MATERIAL SUPPLIED:
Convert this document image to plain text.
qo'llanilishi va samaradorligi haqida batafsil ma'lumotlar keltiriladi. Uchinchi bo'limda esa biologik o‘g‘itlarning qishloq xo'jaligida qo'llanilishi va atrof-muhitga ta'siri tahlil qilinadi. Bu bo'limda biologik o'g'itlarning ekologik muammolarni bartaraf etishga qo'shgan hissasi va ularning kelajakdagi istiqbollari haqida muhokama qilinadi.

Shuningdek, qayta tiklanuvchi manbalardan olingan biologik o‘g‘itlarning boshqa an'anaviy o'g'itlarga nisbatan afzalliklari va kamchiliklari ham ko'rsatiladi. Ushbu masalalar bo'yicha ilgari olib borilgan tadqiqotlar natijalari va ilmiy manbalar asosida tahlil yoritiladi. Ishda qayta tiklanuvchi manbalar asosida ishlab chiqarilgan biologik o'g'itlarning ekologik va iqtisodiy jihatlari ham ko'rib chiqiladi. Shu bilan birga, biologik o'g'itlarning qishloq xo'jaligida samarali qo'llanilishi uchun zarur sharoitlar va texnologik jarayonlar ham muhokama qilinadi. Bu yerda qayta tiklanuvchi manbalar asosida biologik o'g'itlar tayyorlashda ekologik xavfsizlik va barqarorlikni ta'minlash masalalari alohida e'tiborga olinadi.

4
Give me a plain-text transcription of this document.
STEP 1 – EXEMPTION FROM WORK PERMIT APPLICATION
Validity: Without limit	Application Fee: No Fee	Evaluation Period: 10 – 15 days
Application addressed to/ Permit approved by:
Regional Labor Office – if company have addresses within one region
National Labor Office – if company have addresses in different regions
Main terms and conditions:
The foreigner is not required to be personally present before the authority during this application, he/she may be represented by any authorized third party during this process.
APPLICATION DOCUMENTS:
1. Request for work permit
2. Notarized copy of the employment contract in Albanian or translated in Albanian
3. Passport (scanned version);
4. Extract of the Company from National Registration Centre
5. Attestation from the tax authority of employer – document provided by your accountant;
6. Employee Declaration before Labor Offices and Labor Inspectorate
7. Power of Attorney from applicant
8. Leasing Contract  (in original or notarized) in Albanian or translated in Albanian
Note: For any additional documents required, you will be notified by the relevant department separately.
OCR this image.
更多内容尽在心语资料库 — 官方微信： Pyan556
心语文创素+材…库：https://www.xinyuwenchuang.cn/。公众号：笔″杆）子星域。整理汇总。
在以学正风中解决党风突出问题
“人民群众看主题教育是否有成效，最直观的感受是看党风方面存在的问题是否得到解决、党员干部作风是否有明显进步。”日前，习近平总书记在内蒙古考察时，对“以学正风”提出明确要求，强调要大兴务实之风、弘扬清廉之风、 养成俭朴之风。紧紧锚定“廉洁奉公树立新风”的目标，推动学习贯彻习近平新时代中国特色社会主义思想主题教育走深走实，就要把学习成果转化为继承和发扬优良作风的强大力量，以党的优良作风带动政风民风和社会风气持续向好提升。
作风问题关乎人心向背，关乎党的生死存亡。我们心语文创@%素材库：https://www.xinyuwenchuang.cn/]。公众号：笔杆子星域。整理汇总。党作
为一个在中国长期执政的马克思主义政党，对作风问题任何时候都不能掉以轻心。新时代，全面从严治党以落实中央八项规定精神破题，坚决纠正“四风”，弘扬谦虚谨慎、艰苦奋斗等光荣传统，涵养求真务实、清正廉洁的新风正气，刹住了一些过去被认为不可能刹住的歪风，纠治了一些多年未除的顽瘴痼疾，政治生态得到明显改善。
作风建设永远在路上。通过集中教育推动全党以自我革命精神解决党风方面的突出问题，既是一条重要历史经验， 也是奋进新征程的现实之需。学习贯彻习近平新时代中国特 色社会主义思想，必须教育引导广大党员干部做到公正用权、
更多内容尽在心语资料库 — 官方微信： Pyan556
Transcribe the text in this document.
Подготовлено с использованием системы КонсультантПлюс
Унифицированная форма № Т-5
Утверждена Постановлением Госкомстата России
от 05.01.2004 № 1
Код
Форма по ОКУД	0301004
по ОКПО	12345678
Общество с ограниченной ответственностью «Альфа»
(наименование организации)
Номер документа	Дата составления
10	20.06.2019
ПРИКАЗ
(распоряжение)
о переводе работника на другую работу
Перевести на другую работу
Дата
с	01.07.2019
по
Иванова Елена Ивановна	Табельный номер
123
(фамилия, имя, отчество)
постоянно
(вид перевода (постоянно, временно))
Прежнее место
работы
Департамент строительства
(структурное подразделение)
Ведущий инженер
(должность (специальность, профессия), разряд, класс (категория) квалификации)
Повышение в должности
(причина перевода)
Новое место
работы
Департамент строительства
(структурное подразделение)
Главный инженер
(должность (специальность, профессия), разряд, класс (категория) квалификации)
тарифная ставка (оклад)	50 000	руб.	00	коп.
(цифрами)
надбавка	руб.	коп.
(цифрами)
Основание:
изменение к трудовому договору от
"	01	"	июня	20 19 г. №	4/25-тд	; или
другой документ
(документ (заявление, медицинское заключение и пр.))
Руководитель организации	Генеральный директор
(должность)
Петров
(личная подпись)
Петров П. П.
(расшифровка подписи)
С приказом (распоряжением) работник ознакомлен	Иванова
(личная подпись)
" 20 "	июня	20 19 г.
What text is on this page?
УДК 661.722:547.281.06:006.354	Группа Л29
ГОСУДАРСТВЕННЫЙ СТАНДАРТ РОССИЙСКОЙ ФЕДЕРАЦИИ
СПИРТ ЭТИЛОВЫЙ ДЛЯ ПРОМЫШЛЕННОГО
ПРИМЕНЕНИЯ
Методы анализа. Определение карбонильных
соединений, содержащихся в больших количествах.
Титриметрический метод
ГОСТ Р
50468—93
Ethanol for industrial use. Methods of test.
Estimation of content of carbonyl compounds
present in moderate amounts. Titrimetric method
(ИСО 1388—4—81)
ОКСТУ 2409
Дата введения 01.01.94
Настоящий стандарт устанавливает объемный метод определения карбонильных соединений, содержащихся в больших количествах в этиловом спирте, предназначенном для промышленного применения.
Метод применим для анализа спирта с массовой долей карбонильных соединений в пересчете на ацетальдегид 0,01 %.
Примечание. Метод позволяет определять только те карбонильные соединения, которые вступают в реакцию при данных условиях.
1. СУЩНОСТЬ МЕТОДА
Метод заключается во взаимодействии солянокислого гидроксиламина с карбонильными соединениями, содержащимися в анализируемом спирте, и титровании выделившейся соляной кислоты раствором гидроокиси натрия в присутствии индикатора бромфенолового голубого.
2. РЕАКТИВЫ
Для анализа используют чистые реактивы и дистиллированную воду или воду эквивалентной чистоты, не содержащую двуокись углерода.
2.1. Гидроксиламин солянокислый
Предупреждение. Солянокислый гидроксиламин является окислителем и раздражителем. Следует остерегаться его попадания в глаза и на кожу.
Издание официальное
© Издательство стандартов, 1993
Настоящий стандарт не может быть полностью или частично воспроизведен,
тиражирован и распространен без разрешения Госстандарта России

STATED TASK:
Output the data above exactly, please, line for line.

CORRECT ANSWER:
Convert this document image to plain text.
qo'llanilishi va samaradorligi haqida batafsil ma'lumotlar keltiriladi. Uchinchi bo'limda esa biologik o‘g‘itlarning qishloq xo'jaligida qo'llanilishi va atrof-muhitga ta'siri tahlil qilinadi. Bu bo'limda biologik o'g'itlarning ekologik muammolarni bartaraf etishga qo'shgan hissasi va ularning kelajakdagi istiqbollari haqida muhokama qilinadi.

Shuningdek, qayta tiklanuvchi manbalardan olingan biologik o‘g‘itlarning boshqa an'anaviy o'g'itlarga nisbatan afzalliklari va kamchiliklari ham ko'rsatiladi. Ushbu masalalar bo'yicha ilgari olib borilgan tadqiqotlar natijalari va ilmiy manbalar asosida tahlil yoritiladi. Ishda qayta tiklanuvchi manbalar asosida ishlab chiqarilgan biologik o'g'itlarning ekologik va iqtisodiy jihatlari ham ko'rib chiqiladi. Shu bilan birga, biologik o'g'itlarning qishloq xo'jaligida samarali qo'llanilishi uchun zarur sharoitlar va texnologik jarayonlar ham muhokama qilinadi. Bu yerda qayta tiklanuvchi manbalar asosida biologik o'g'itlar tayyorlashda ekologik xavfsizlik va barqarorlikni ta'minlash masalalari alohida e'tiborga olinadi.

4
Give me a plain-text transcription of this document.
STEP 1 – EXEMPTION FROM WORK PERMIT APPLICATION
Validity: Without limit	Application Fee: No Fee	Evaluation Period: 10 – 15 days
Application addressed to/ Permit approved by:
Regional Labor Office – if company have addresses within one region
National Labor Office – if company have addresses in different regions
Main terms and conditions:
The foreigner is not required to be personally present before the authority during this application, he/she may be represented by any authorized third party during this process.
APPLICATION DOCUMENTS:
1. Request for work permit
2. Notarized copy of the employment contract in Albanian or translated in Albanian
3. Passport (scanned version);
4. Extract of the Company from National Registration Centre
5. Attestation from the tax authority of employer – document provided by your accountant;
6. Employee Declaration before Labor Offices and Labor Inspectorate
7. Power of Attorney from applicant
8. Leasing Contract  (in original or notarized) in Albanian or translated in Albanian
Note: For any additional documents required, you will be notified by the relevant department separately.
OCR this image.
更多内容尽在心语资料库 — 官方微信： Pyan556
心语文创素+材…库：https://www.xinyuwenchuang.cn/。公众号：笔″杆）子星域。整理汇总。
在以学正风中解决党风突出问题
“人民群众看主题教育是否有成效，最直观的感受是看党风方面存在的问题是否得到解决、党员干部作风是否有明显进步。”日前，习近平总书记在内蒙古考察时，对“以学正风”提出明确要求，强调要大兴务实之风、弘扬清廉之风、 养成俭朴之风。紧紧锚定“廉洁奉公树立新风”的目标，推动学习贯彻习近平新时代中国特色社会主义思想主题教育走深走实，就要把学习成果转化为继承和发扬优良作风的强大力量，以党的优良作风带动政风民风和社会风气持续向好提升。
作风问题关乎人心向背，关乎党的生死存亡。我们心语文创@%素材库：https://www.xinyuwenchuang.cn/]。公众号：笔杆子星域。整理汇总。党作
为一个在中国长期执政的马克思主义政党，对作风问题任何时候都不能掉以轻心。新时代，全面从严治党以落实中央八项规定精神破题，坚决纠正“四风”，弘扬谦虚谨慎、艰苦奋斗等光荣传统，涵养求真务实、清正廉洁的新风正气，刹住了一些过去被认为不可能刹住的歪风，纠治了一些多年未除的顽瘴痼疾，政治生态得到明显改善。
作风建设永远在路上。通过集中教育推动全党以自我革命精神解决党风方面的突出问题，既是一条重要历史经验， 也是奋进新征程的现实之需。学习贯彻习近平新时代中国特 色社会主义思想，必须教育引导广大党员干部做到公正用权、
更多内容尽在心语资料库 — 官方微信： Pyan556
Transcribe the text in this document.
Подготовлено с использованием системы КонсультантПлюс
Унифицированная форма № Т-5
Утверждена Постановлением Госкомстата России
от 05.01.2004 № 1
Код
Форма по ОКУД	0301004
по ОКПО	12345678
Общество с ограниченной ответственностью «Альфа»
(наименование организации)
Номер документа	Дата составления
10	20.06.2019
ПРИКАЗ
(распоряжение)
о переводе работника на другую работу
Перевести на другую работу
Дата
с	01.07.2019
по
Иванова Елена Ивановна	Табельный номер
123
(фамилия, имя, отчество)
постоянно
(вид перевода (постоянно, временно))
Прежнее место
работы
Департамент строительства
(структурное подразделение)
Ведущий инженер
(должность (специальность, профессия), разряд, класс (категория) квалификации)
Повышение в должности
(причина перевода)
Новое место
работы
Департамент строительства
(структурное подразделение)
Главный инженер
(должность (специальность, профессия), разряд, класс (категория) квалификации)
тарифная ставка (оклад)	50 000	руб.	00	коп.
(цифрами)
надбавка	руб.	коп.
(цифрами)
Основание:
изменение к трудовому договору от
"	01	"	июня	20 19 г. №	4/25-тд	; или
другой документ
(документ (заявление, медицинское заключение и пр.))
Руководитель организации	Генеральный директор
(должность)
Петров
(личная подпись)
Петров П. П.
(расшифровка подписи)
С приказом (распоряжением) работник ознакомлен	Иванова
(личная подпись)
" 20 "	июня	20 19 г.
What text is on this page?
УДК 661.722:547.281.06:006.354	Группа Л29
ГОСУДАРСТВЕННЫЙ СТАНДАРТ РОССИЙСКОЙ ФЕДЕРАЦИИ
СПИРТ ЭТИЛОВЫЙ ДЛЯ ПРОМЫШЛЕННОГО
ПРИМЕНЕНИЯ
Методы анализа. Определение карбонильных
соединений, содержащихся в больших количествах.
Титриметрический метод
ГОСТ Р
50468—93
Ethanol for industrial use. Methods of test.
Estimation of content of carbonyl compounds
present in moderate amounts. Titrimetric method
(ИСО 1388—4—81)
ОКСТУ 2409
Дата введения 01.01.94
Настоящий стандарт устанавливает объемный метод определения карбонильных соединений, содержащихся в больших количествах в этиловом спирте, предназначенном для промышленного применения.
Метод применим для анализа спирта с массовой долей карбонильных соединений в пересчете на ацетальдегид 0,01 %.
Примечание. Метод позволяет определять только те карбонильные соединения, которые вступают в реакцию при данных условиях.
1. СУЩНОСТЬ МЕТОДА
Метод заключается во взаимодействии солянокислого гидроксиламина с карбонильными соединениями, содержащимися в анализируемом спирте, и титровании выделившейся соляной кислоты раствором гидроокиси натрия в присутствии индикатора бромфенолового голубого.
2. РЕАКТИВЫ
Для анализа используют чистые реактивы и дистиллированную воду или воду эквивалентной чистоты, не содержащую двуокись углерода.
2.1. Гидроксиламин солянокислый
Предупреждение. Солянокислый гидроксиламин является окислителем и раздражителем. Следует остерегаться его попадания в глаза и на кожу.
Издание официальное
© Издательство стандартов, 1993
Настоящий стандарт не может быть полностью или частично воспроизведен,
тиражирован и распространен без разрешения Госстандарта России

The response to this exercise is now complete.